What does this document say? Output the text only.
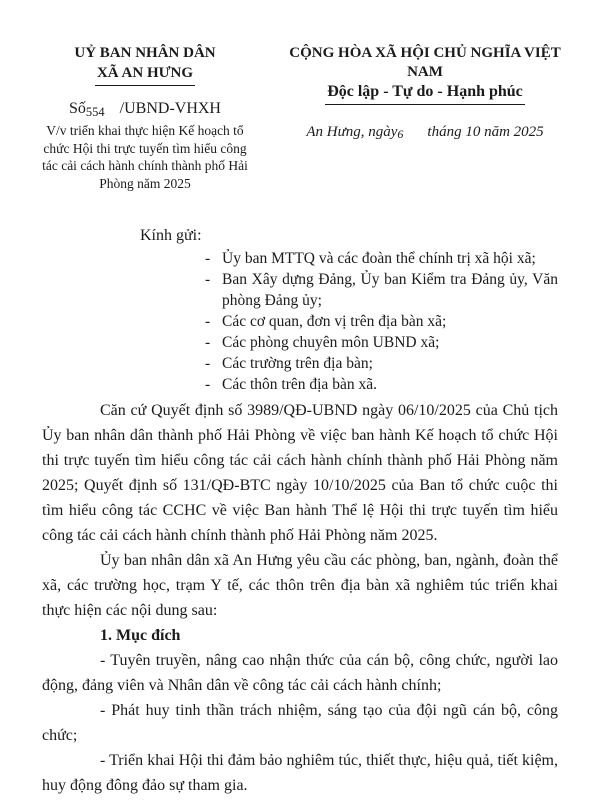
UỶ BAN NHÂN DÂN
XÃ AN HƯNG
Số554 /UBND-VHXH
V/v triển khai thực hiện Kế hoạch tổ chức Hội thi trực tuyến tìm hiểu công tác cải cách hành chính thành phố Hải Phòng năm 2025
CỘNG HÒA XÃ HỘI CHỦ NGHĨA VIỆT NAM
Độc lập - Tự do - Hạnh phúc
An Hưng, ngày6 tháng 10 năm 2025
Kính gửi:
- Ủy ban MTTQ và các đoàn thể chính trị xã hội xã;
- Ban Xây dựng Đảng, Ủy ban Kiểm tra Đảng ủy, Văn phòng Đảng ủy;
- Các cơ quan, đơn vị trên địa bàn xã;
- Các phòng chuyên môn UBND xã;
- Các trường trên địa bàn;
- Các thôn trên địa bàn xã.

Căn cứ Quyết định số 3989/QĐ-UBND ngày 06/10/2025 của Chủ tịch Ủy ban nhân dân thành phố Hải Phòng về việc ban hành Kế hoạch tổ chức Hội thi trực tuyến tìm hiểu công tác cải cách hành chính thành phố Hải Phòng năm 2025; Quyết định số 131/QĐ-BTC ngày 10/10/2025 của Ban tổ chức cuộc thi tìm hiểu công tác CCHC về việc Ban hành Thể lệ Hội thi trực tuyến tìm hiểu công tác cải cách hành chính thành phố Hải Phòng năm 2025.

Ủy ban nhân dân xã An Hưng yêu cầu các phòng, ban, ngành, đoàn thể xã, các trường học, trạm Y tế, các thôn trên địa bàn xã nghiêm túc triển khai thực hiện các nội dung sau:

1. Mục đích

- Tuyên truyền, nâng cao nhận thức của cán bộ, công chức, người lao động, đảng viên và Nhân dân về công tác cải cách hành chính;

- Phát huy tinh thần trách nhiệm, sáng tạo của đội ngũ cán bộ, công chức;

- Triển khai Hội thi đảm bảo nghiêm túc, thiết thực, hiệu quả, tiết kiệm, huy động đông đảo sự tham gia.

━━━━

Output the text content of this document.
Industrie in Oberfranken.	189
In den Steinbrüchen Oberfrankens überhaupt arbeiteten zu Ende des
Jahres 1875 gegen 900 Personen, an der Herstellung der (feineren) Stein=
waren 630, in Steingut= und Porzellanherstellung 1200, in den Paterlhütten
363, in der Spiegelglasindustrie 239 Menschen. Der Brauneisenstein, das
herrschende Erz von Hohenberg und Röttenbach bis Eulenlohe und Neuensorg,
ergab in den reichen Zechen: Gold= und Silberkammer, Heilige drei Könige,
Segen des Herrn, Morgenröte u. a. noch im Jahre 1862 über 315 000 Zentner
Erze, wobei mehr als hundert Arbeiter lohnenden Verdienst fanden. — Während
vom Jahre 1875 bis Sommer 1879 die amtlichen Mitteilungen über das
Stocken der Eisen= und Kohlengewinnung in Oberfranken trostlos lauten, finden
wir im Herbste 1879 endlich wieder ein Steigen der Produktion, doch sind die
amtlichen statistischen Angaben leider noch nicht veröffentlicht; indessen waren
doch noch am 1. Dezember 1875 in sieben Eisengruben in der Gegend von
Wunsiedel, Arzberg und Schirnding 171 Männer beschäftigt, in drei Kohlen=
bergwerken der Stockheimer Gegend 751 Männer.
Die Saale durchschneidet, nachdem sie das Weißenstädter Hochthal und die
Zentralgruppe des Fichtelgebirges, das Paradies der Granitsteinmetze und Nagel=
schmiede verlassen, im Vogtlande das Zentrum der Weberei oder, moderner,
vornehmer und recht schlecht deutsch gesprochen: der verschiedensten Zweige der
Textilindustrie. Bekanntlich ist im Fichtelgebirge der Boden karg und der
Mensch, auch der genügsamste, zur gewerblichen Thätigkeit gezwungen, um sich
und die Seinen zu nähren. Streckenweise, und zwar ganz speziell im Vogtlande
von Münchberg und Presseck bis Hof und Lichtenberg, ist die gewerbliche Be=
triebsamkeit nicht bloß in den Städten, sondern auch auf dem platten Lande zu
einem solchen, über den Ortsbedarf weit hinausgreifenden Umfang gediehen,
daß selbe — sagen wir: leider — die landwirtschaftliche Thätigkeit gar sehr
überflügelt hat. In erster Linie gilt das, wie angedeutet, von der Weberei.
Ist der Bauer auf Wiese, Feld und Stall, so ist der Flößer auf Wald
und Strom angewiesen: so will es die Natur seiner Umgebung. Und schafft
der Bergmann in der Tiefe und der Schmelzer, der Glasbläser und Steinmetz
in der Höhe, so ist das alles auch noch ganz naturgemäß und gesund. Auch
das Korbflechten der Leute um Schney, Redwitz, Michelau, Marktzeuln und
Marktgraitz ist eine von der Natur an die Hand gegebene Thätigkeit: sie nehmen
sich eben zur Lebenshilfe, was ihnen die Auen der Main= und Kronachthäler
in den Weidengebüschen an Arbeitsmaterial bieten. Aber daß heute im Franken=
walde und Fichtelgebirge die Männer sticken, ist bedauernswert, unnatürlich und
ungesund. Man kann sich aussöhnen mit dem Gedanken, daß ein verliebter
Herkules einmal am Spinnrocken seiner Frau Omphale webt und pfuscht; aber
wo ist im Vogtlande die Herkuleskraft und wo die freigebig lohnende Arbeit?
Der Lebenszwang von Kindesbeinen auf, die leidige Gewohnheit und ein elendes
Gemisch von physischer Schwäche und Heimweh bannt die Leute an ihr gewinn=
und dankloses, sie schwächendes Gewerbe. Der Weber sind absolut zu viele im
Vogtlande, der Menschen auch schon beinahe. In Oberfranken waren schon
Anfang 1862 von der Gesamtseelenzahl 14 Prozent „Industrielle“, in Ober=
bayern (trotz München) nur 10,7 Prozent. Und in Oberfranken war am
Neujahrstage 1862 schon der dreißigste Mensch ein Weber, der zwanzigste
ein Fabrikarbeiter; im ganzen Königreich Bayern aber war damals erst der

━━━━

• DIRECTIONS FOR THIS TASK
Which lines include the word "đoàn"? List them all.

• WRITTEN SOLUTION
- Ủy ban MTTQ và các đoàn thể chính trị xã hội xã;
Ủy ban nhân dân xã An Hưng yêu cầu các phòng, ban, ngành, đoàn thể xã, các trường học, trạm Y tế, các thôn trên địa bàn xã nghiêm túc triển khai thực hiện các nội dung sau:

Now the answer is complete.